** EXERCISE OBJECTIVE **
Extract each record and reproduce it exactly.

▬▬▬▬▬▬

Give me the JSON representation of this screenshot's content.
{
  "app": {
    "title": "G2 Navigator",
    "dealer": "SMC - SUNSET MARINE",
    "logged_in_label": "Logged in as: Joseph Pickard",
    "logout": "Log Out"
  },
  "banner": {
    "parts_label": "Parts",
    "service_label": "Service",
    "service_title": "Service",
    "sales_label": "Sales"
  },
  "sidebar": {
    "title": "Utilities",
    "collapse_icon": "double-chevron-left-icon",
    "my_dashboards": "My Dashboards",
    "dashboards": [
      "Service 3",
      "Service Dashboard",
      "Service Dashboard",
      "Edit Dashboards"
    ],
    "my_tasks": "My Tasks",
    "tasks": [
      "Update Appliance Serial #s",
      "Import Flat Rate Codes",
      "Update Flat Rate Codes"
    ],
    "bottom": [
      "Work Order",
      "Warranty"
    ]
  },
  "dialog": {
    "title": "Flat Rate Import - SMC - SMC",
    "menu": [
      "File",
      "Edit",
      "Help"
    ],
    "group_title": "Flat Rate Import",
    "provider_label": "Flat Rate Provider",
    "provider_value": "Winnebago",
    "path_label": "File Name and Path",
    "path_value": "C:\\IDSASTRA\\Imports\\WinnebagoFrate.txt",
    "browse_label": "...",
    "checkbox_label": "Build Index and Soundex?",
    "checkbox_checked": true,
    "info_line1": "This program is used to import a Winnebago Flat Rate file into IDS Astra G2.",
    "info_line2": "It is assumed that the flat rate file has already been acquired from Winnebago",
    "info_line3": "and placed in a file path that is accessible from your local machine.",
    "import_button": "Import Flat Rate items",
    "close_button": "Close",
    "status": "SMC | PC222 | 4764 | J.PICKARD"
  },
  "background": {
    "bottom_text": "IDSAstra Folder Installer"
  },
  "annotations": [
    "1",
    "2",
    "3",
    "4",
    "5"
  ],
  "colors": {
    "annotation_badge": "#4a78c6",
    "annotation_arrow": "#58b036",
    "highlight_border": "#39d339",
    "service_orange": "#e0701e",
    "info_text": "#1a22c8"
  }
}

▬▬▬▬▬▬

** RESULT OF THIS EXERCISE **
Give me the JSON representation of this screenshot's content.
{
  "app": {
    "title": "G2 Navigator",
    "dealer": "SMC - SUNSET MARINE",
    "logged_in_label": "Logged in as: Joseph Pickard",
    "logout": "Log Out"
  },
  "banner": {
    "parts_label": "Parts",
    "service_label": "Service",
    "service_title": "Service",
    "sales_label": "Sales"
  },
  "sidebar": {
    "title": "Utilities",
    "collapse_icon": "double-chevron-left-icon",
    "my_dashboards": "My Dashboards",
    "dashboards": [
      "Service 3",
      "Service Dashboard",
      "Service Dashboard",
      "Edit Dashboards"
    ],
    "my_tasks": "My Tasks",
    "tasks": [
      "Update Appliance Serial #s",
      "Import Flat Rate Codes",
      "Update Flat Rate Codes"
    ],
    "bottom": [
      "Work Order",
      "Warranty"
    ]
  },
  "dialog": {
    "title": "Flat Rate Import - SMC - SMC",
    "menu": [
      "File",
      "Edit",
      "Help"
    ],
    "group_title": "Flat Rate Import",
    "provider_label": "Flat Rate Provider",
    "provider_value": "Winnebago",
    "path_label": "File Name and Path",
    "path_value": "C:\\IDSASTRA\\Imports\\WinnebagoFrate.txt",
    "browse_label": "...",
    "checkbox_label": "Build Index and Soundex?",
    "checkbox_checked": true,
    "info_line1": "This program is used to import a Winnebago Flat Rate file into IDS Astra G2.",
    "info_line2": "It is assumed that the flat rate file has already been acquired from Winnebago",
    "info_line3": "and placed in a file path that is accessible from your local machine.",
    "import_button": "Import Flat Rate items",
    "close_button": "Close",
    "status": "SMC | PC222 | 4764 | J.PICKARD"
  },
  "background": {
    "bottom_text": "IDSAstra Folder Installer"
  },
  "annotations": [
    "1",
    "2",
    "3",
    "4",
    "5"
  ],
  "colors": {
    "annotation_badge": "#4a78c6",
    "annotation_arrow": "#58b036",
    "highlight_border": "#39d339",
    "service_orange": "#e0701e",
    "info_text": "#1a22c8"
  }
}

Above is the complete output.